Dataset items:
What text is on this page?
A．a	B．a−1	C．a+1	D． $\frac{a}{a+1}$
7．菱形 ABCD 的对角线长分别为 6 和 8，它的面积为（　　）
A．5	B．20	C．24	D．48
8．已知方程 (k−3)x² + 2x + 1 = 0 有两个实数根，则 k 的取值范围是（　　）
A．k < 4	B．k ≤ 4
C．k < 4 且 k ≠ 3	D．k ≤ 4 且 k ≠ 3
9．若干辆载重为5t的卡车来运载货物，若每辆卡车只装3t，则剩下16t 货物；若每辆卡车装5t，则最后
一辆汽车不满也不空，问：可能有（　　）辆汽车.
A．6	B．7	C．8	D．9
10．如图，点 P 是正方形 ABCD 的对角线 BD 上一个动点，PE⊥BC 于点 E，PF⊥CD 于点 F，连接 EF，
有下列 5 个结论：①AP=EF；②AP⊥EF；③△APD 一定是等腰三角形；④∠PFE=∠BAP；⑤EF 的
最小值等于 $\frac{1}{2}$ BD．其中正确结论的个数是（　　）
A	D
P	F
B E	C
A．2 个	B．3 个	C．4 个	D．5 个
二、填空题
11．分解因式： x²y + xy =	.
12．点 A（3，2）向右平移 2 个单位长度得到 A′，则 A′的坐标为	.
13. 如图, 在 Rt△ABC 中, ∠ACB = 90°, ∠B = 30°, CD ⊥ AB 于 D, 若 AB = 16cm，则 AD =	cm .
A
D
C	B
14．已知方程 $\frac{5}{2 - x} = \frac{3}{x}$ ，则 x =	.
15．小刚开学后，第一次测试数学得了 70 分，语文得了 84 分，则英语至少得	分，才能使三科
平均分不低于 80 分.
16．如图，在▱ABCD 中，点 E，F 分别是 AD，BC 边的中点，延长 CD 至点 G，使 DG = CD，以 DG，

---

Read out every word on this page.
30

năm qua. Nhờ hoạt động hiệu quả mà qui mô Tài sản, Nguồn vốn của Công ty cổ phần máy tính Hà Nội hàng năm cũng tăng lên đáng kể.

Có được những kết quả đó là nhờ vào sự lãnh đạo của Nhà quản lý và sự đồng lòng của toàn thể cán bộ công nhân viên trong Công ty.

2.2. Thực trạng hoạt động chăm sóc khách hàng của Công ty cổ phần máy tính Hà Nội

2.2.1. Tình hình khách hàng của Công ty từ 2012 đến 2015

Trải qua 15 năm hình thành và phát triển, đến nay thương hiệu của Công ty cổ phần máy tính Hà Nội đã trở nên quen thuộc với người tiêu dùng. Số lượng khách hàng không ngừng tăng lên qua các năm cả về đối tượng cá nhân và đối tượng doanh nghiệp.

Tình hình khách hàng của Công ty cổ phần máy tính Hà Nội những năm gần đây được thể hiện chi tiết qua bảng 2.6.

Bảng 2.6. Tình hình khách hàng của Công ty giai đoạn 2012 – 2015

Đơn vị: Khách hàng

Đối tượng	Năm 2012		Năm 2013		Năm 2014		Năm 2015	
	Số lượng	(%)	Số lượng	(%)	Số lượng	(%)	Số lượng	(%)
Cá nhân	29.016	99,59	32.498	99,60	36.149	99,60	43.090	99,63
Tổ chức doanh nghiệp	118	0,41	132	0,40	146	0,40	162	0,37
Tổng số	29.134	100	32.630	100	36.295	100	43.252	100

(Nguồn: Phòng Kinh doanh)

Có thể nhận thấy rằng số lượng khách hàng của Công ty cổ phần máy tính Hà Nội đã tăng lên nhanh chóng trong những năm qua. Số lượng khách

==

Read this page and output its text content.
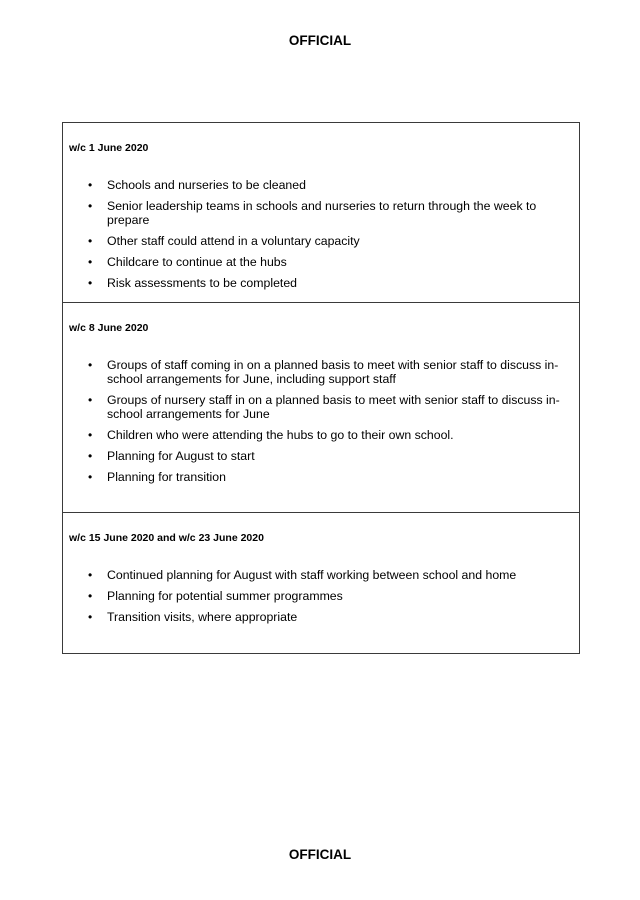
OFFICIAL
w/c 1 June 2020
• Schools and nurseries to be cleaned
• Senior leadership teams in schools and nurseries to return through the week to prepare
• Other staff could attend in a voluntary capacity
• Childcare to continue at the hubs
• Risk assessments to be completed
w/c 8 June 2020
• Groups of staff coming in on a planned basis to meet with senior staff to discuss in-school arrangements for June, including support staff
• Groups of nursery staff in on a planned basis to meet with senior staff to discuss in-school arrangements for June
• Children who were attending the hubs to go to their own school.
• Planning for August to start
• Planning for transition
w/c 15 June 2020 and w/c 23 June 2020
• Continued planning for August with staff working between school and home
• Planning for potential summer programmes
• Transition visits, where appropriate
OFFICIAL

→ **Description of the task**
Copy down every line of the entries containing the word "with".

→ **Correct result**
• Groups of staff coming in on a planned basis to meet with senior staff to discuss in-school arrangements for June, including support staff
• Groups of nursery staff in on a planned basis to meet with senior staff to discuss in-school arrangements for June
• Continued planning for August with staff working between school and home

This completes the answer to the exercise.